■ MATERIAL FOR THIS EXERCISE ■
_____
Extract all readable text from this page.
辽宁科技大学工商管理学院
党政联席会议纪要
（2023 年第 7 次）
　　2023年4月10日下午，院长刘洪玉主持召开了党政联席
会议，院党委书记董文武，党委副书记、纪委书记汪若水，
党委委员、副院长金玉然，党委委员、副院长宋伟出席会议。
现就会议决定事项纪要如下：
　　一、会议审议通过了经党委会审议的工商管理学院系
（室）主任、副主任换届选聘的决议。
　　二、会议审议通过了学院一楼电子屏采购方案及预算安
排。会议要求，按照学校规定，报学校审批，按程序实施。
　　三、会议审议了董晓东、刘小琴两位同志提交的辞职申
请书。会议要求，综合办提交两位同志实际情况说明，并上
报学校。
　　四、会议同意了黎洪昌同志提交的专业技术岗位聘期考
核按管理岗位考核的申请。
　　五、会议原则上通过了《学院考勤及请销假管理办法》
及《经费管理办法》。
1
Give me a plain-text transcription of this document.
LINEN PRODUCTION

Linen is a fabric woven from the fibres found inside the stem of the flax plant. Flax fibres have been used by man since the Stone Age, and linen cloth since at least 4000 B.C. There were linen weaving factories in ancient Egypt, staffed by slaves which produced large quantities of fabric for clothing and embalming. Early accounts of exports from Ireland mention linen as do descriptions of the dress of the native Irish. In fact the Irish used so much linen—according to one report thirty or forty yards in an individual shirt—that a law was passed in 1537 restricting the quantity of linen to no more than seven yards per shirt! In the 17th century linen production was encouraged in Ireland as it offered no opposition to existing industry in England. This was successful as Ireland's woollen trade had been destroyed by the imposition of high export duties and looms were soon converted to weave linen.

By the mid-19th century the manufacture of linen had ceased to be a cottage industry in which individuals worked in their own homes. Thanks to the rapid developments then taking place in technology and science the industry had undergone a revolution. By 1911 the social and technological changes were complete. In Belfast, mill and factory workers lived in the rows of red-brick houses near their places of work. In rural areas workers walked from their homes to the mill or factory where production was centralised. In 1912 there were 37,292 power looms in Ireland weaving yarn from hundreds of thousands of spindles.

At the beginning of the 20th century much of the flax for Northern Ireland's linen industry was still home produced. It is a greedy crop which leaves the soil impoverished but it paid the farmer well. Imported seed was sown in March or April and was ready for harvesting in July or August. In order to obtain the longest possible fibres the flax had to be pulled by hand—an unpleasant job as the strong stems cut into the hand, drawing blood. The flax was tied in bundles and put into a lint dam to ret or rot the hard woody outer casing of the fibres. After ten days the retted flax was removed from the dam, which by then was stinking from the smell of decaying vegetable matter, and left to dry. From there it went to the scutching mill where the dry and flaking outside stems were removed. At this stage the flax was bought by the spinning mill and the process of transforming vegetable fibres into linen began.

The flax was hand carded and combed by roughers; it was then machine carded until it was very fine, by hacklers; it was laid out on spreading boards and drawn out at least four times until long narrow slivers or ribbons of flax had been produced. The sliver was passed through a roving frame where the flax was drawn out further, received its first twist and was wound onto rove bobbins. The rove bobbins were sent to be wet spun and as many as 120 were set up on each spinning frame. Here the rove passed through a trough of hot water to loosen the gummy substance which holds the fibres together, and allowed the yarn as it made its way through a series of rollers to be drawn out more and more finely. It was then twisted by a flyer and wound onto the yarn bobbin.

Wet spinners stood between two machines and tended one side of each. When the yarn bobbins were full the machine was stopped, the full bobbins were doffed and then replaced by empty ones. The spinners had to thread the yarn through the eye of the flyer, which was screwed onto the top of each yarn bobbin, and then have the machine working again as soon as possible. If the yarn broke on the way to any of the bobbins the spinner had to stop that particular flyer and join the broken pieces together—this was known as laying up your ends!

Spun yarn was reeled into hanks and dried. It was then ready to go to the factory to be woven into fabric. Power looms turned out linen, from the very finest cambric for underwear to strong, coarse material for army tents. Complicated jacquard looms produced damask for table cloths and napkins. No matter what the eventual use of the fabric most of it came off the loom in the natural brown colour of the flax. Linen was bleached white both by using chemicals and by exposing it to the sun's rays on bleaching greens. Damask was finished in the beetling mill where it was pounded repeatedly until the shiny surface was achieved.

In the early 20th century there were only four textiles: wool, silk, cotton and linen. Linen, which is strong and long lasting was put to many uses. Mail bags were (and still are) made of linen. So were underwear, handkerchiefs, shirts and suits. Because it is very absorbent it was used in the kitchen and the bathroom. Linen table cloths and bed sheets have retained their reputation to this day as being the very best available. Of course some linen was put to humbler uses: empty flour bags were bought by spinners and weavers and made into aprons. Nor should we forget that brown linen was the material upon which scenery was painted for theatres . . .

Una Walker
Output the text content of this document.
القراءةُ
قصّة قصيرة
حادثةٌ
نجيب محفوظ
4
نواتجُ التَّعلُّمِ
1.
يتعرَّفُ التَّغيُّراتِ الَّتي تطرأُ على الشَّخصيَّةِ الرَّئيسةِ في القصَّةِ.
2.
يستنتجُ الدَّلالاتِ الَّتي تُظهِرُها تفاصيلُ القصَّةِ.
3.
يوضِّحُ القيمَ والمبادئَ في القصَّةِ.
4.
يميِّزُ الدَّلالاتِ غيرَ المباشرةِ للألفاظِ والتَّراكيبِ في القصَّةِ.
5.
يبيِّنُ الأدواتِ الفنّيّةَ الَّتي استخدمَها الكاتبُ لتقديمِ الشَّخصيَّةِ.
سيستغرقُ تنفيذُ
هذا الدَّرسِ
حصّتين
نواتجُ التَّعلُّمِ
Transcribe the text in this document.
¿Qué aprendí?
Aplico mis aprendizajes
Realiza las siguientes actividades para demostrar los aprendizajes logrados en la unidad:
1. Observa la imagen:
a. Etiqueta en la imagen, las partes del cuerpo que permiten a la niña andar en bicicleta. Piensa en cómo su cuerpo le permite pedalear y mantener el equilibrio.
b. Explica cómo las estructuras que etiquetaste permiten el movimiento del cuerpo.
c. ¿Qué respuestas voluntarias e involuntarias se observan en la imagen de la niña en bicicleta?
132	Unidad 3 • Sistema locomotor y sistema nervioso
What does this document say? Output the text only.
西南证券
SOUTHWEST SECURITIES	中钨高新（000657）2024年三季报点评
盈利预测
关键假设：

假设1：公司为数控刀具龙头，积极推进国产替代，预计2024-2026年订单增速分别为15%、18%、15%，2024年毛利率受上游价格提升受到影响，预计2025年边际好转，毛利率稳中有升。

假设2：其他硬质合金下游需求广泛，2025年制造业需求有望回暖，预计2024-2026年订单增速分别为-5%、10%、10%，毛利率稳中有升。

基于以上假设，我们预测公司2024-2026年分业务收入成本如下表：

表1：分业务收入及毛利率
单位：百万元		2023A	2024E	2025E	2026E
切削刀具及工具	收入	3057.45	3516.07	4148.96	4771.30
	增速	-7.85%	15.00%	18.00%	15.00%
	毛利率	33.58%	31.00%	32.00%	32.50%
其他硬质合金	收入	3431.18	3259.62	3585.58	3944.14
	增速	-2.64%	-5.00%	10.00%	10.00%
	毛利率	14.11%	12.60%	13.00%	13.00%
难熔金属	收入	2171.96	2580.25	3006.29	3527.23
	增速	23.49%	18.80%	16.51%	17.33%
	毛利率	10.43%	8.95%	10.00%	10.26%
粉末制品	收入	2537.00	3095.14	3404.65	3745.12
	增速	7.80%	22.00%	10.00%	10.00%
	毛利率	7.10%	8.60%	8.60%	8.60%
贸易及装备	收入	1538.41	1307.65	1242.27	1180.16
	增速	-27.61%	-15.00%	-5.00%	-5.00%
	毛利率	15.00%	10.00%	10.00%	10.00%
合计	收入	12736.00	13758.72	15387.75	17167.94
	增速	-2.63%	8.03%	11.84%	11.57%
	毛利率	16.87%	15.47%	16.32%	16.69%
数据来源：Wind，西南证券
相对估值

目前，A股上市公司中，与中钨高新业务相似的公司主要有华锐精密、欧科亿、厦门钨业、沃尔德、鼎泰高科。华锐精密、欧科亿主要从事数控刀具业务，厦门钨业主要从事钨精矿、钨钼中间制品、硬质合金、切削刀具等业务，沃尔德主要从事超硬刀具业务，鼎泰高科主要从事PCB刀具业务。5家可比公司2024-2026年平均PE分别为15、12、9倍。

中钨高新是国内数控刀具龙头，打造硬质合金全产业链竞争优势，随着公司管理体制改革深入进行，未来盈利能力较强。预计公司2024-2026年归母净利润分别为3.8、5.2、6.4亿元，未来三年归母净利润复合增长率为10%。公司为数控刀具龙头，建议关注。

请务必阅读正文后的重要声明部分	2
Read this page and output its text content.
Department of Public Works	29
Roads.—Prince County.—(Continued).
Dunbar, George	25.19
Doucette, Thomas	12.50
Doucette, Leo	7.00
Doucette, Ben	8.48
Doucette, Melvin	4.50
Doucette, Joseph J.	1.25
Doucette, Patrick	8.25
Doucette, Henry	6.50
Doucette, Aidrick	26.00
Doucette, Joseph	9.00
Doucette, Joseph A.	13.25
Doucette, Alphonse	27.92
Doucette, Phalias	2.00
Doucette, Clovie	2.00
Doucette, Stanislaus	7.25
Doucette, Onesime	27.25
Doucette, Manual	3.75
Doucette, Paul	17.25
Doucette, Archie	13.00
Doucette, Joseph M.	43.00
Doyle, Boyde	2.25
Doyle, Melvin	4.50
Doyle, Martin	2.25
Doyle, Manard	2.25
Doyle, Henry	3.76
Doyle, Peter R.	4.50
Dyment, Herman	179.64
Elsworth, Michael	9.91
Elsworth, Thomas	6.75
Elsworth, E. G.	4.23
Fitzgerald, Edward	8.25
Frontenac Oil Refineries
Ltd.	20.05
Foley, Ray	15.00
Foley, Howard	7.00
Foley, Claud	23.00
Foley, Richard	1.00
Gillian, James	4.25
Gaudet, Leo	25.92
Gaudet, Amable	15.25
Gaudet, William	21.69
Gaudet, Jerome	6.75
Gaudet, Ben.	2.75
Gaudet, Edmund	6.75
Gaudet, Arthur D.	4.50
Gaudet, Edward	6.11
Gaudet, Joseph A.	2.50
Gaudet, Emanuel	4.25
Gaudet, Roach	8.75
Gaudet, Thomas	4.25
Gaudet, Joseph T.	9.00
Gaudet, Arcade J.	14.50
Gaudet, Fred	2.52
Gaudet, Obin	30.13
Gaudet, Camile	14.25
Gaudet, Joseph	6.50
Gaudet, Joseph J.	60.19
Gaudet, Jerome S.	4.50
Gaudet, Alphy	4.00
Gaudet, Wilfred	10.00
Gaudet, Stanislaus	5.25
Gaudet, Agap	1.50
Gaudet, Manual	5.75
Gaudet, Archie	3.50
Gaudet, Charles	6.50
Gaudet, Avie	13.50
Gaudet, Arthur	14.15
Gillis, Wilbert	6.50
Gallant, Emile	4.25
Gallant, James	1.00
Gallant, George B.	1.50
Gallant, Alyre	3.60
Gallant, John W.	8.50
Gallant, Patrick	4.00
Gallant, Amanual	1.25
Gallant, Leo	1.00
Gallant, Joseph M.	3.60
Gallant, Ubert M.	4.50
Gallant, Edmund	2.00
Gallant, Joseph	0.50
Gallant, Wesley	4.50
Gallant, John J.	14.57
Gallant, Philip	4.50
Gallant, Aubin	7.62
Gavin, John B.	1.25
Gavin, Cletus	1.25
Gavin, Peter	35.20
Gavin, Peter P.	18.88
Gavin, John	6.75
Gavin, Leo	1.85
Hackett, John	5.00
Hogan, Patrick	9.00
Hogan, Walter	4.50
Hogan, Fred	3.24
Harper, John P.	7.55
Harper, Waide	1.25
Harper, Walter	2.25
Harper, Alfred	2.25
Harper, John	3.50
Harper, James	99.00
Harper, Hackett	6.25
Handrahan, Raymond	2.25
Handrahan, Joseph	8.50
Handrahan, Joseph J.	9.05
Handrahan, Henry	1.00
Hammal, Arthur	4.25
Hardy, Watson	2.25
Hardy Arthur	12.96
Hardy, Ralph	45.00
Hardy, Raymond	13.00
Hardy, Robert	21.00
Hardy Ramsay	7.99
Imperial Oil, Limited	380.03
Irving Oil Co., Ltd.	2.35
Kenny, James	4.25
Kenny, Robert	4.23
_____
■ TO DO ■
Show every line in the records above that contains the word "empty".

■ ANSWER ■
Wet spinners stood between two machines and tended one side of each. When the yarn bobbins were full the machine was stopped, the full bobbins were doffed and then replaced by empty ones. The spinners had to thread the yarn through the eye of the flyer, which was screwed onto the top of each yarn bobbin, and then have the machine working again as soon as possible. If the yarn broke on the way to any of the bobbins the spinner had to stop that particular flyer and join the broken pieces together—this was known as laying up your ends!
In the early 20th century there were only four textiles: wool, silk, cotton and linen. Linen, which is strong and long lasting was put to many uses. Mail bags were (and still are) made of linen. So were underwear, handkerchiefs, shirts and suits. Because it is very absorbent it was used in the kitchen and the bathroom. Linen table cloths and bed sheets have retained their reputation to this day as being the very best available. Of course some linen was put to humbler uses: empty flour bags were bought by spinners and weavers and made into aprons. Nor should we forget that brown linen was the material upon which scenery was painted for theatres . . .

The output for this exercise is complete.